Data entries
==*==

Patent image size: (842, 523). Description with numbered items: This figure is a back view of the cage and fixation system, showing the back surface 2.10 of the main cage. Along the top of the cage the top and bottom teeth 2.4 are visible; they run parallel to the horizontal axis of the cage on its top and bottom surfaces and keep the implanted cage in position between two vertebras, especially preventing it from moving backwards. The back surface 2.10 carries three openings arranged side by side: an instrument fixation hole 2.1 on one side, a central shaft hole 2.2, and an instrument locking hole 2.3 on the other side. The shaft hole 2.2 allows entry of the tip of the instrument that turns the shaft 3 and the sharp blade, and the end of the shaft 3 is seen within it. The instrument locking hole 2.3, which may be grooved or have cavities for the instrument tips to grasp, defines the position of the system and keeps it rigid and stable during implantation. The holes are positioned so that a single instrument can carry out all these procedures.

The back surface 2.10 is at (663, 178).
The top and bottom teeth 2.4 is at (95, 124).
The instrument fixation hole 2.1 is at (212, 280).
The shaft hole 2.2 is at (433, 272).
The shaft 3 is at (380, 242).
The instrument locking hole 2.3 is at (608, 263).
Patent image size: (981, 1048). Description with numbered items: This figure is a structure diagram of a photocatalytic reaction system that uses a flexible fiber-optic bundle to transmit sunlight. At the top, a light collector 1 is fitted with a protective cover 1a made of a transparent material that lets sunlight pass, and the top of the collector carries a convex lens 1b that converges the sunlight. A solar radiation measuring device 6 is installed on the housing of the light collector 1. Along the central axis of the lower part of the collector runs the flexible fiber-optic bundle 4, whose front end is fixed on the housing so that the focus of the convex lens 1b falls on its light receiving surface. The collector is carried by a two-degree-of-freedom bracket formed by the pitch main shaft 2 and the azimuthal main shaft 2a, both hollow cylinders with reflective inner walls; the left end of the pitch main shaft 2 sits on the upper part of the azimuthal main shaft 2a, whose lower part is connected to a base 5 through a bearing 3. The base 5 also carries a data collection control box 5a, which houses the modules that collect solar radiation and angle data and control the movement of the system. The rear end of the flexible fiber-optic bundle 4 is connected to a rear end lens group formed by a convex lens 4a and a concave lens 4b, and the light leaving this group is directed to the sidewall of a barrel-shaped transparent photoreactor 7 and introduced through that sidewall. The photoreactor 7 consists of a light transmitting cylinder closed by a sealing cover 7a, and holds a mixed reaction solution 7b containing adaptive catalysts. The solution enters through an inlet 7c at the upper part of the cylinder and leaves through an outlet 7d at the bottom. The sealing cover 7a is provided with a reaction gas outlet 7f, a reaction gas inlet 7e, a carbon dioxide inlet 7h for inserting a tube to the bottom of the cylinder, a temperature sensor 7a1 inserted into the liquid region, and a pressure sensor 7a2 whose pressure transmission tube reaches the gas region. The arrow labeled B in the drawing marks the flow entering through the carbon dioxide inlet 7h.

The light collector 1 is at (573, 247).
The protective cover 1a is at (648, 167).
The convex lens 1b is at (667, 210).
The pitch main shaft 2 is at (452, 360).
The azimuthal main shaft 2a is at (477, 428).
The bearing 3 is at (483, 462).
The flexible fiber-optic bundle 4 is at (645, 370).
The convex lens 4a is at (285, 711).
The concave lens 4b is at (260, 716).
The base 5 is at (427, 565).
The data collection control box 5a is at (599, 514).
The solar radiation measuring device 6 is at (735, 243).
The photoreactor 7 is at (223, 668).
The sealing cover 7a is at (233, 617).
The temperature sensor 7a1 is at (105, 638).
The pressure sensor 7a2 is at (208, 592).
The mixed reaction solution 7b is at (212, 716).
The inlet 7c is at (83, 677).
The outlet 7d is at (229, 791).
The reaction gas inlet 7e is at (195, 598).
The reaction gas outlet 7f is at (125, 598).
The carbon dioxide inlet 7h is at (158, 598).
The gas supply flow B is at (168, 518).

==*==

What this task involves
Present the items above as a two-column CSV with the headers description and positions. Give one row per item, putting its text and its answer each in a single quoted field with line breaks replaced by spaces.

The reply
description,positions
"Patent image size: (842, 523). Description with numbered items: This figure is a back view of the cage and fixation system, showing the back surface 2.10 of the main cage. Along the top of the cage the top and bottom teeth 2.4 are visible; they run parallel to the horizontal axis of the cage on its top and bottom surfaces and keep the implanted cage in position between two vertebras, especially preventing it from moving backwards. The back surface 2.10 carries three openings arranged side by side: an instrument fixation hole 2.1 on one side, a central shaft hole 2.2, and an instrument locking hole 2.3 on the other side. The shaft hole 2.2 allows entry of the tip of the instrument that turns the shaft 3 and the sharp blade, and the end of the shaft 3 is seen within it. The instrument locking hole 2.3, which may be grooved or have cavities for the instrument tips to grasp, defines the position of the system and keeps it rigid and stable during implantation. The holes are positioned so that a single instrument can carry out all these procedures.","The back surface 2.10 is at (663, 178). The top and bottom teeth 2.4 is at (95, 124). The instrument fixation hole 2.1 is at (212, 280). The shaft hole 2.2 is at (433, 272). The shaft 3 is at (380, 242). The instrument locking hole 2.3 is at (608, 263)."
"Patent image size: (981, 1048). Description with numbered items: This figure is a structure diagram of a photocatalytic reaction system that uses a flexible fiber-optic bundle to transmit sunlight. At the top, a light collector 1 is fitted with a protective cover 1a made of a transparent material that lets sunlight pass, and the top of the collector carries a convex lens 1b that converges the sunlight. A solar radiation measuring device 6 is installed on the housing of the light collector 1. Along the central axis of the lower part of the collector runs the flexible fiber-optic bundle 4, whose front end is fixed on the housing so that the focus of the convex lens 1b falls on its light receiving surface. The collector is carried by a two-degree-of-freedom bracket formed by the pitch main shaft 2 and the azimuthal main shaft 2a, both hollow cylinders with reflective inner walls; the left end of the pitch main shaft 2 sits on the upper part of the azimuthal main shaft 2a, whose lower part is connected to a base 5 through a bearing 3. The base 5 also carries a data collection control box 5a, which houses the modules that collect solar radiation and angle data and control the movement of the system. The rear end of the flexible fiber-optic bundle 4 is connected to a rear end lens group formed by a convex lens 4a and a concave lens 4b, and the light leaving this group is directed to the sidewall of a barrel-shaped transparent photoreactor 7 and introduced through that sidewall. The photoreactor 7 consists of a light transmitting cylinder closed by a sealing cover 7a, and holds a mixed reaction solution 7b containing adaptive catalysts. The solution enters through an inlet 7c at the upper part of the cylinder and leaves through an outlet 7d at the bottom. The sealing cover 7a is provided with a reaction gas outlet 7f, a reaction gas inlet 7e, a carbon dioxide inlet 7h for inserting a tube to the bottom of the cylinder, a temperature sensor 7a1 inserted into the liquid region, and a pressure sensor 7a2 whose pressure transmission tube reaches the gas region. The arrow labeled B in the drawing marks the flow entering through the carbon dioxide inlet 7h.","The light collector 1 is at (573, 247). The protective cover 1a is at (648, 167). The convex lens 1b is at (667, 210). The pitch main shaft 2 is at (452, 360). The azimuthal main shaft 2a is at (477, 428). The bearing 3 is at (483, 462). The flexible fiber-optic bundle 4 is at (645, 370). The convex lens 4a is at (285, 711). The concave lens 4b is at (260, 716). The base 5 is at (427, 565). The data collection control box 5a is at (599, 514). The solar radiation measuring device 6 is at (735, 243). The photoreactor 7 is at (223, 668). The sealing cover 7a is at (233, 617). The temperature sensor 7a1 is at (105, 638). The pressure sensor 7a2 is at (208, 592). The mixed reaction solution 7b is at (212, 716). The inlet 7c is at (83, 677). The outlet 7d is at (229, 791). The reaction gas inlet 7e is at (195, 598). The reaction gas outlet 7f is at (125, 598). The carbon dioxide inlet 7h is at (158, 598). The gas supply flow B is at (168, 518)."